** Written instruction **
Extract the complete listing and output it unchanged.

[Chart and figure data]
* * * *
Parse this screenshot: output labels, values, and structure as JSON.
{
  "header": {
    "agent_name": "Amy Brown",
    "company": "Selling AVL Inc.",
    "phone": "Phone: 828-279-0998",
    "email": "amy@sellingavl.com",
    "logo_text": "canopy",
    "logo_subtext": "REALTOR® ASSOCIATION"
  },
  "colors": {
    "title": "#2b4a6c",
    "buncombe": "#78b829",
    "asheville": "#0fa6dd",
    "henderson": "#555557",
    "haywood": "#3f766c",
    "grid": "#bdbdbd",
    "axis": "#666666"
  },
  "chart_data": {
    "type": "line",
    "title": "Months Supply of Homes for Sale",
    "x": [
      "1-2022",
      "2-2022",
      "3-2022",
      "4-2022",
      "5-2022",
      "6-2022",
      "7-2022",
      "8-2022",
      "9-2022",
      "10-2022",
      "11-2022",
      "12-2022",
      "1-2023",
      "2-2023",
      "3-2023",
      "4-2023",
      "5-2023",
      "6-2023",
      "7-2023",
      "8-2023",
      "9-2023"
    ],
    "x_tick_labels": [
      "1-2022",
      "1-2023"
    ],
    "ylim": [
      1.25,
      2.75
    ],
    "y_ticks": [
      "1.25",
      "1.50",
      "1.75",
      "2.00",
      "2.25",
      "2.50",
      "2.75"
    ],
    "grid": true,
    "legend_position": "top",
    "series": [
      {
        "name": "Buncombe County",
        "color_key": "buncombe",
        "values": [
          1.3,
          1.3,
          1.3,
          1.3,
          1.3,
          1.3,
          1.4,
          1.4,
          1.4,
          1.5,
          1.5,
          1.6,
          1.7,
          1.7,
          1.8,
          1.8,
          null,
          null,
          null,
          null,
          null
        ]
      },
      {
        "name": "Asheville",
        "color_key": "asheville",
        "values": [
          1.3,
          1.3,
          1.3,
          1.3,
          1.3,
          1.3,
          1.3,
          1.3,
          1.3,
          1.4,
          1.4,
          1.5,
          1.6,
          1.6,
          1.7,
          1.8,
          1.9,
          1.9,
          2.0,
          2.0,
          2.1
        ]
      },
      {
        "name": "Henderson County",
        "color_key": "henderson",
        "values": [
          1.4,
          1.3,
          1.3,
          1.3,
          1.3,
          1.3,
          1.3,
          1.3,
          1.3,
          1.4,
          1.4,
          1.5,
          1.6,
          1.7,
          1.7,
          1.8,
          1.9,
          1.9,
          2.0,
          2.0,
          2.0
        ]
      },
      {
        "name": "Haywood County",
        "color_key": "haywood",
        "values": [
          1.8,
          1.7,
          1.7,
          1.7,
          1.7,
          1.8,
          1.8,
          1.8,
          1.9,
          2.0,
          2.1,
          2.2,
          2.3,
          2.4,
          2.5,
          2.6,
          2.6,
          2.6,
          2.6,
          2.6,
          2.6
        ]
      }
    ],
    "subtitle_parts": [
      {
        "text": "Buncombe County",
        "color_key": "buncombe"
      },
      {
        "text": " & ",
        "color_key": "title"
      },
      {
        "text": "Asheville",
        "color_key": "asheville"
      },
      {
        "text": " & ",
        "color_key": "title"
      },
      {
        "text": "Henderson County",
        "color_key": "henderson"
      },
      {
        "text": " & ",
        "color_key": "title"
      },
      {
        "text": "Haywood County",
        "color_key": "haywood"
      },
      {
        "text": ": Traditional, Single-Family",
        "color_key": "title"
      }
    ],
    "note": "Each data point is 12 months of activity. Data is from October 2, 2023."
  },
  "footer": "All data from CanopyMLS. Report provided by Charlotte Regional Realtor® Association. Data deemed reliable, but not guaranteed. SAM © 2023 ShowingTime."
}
* * * *
** Task response **
Parse this screenshot: output labels, values, and structure as JSON.
{
  "header": {
    "agent_name": "Amy Brown",
    "company": "Selling AVL Inc.",
    "phone": "Phone: 828-279-0998",
    "email": "amy@sellingavl.com",
    "logo_text": "canopy",
    "logo_subtext": "REALTOR® ASSOCIATION"
  },
  "colors": {
    "title": "#2b4a6c",
    "buncombe": "#78b829",
    "asheville": "#0fa6dd",
    "henderson": "#555557",
    "haywood": "#3f766c",
    "grid": "#bdbdbd",
    "axis": "#666666"
  },
  "chart_data": {
    "type": "line",
    "title": "Months Supply of Homes for Sale",
    "x": [
      "1-2022",
      "2-2022",
      "3-2022",
      "4-2022",
      "5-2022",
      "6-2022",
      "7-2022",
      "8-2022",
      "9-2022",
      "10-2022",
      "11-2022",
      "12-2022",
      "1-2023",
      "2-2023",
      "3-2023",
      "4-2023",
      "5-2023",
      "6-2023",
      "7-2023",
      "8-2023",
      "9-2023"
    ],
    "x_tick_labels": [
      "1-2022",
      "1-2023"
    ],
    "ylim": [
      1.25,
      2.75
    ],
    "y_ticks": [
      "1.25",
      "1.50",
      "1.75",
      "2.00",
      "2.25",
      "2.50",
      "2.75"
    ],
    "grid": true,
    "legend_position": "top",
    "series": [
      {
        "name": "Buncombe County",
        "color_key": "buncombe",
        "values": [
          1.3,
          1.3,
          1.3,
          1.3,
          1.3,
          1.3,
          1.4,
          1.4,
          1.4,
          1.5,
          1.5,
          1.6,
          1.7,
          1.7,
          1.8,
          1.8,
          null,
          null,
          null,
          null,
          null
        ]
      },
      {
        "name": "Asheville",
        "color_key": "asheville",
        "values": [
          1.3,
          1.3,
          1.3,
          1.3,
          1.3,
          1.3,
          1.3,
          1.3,
          1.3,
          1.4,
          1.4,
          1.5,
          1.6,
          1.6,
          1.7,
          1.8,
          1.9,
          1.9,
          2.0,
          2.0,
          2.1
        ]
      },
      {
        "name": "Henderson County",
        "color_key": "henderson",
        "values": [
          1.4,
          1.3,
          1.3,
          1.3,
          1.3,
          1.3,
          1.3,
          1.3,
          1.3,
          1.4,
          1.4,
          1.5,
          1.6,
          1.7,
          1.7,
          1.8,
          1.9,
          1.9,
          2.0,
          2.0,
          2.0
        ]
      },
      {
        "name": "Haywood County",
        "color_key": "haywood",
        "values": [
          1.8,
          1.7,
          1.7,
          1.7,
          1.7,
          1.8,
          1.8,
          1.8,
          1.9,
          2.0,
          2.1,
          2.2,
          2.3,
          2.4,
          2.5,
          2.6,
          2.6,
          2.6,
          2.6,
          2.6,
          2.6
        ]
      }
    ],
    "subtitle_parts": [
      {
        "text": "Buncombe County",
        "color_key": "buncombe"
      },
      {
        "text": " & ",
        "color_key": "title"
      },
      {
        "text": "Asheville",
        "color_key": "asheville"
      },
      {
        "text": " & ",
        "color_key": "title"
      },
      {
        "text": "Henderson County",
        "color_key": "henderson"
      },
      {
        "text": " & ",
        "color_key": "title"
      },
      {
        "text": "Haywood County",
        "color_key": "haywood"
      },
      {
        "text": ": Traditional, Single-Family",
        "color_key": "title"
      }
    ],
    "note": "Each data point is 12 months of activity. Data is from October 2, 2023."
  },
  "footer": "All data from CanopyMLS. Report provided by Charlotte Regional Realtor® Association. Data deemed reliable, but not guaranteed. SAM © 2023 ShowingTime."
}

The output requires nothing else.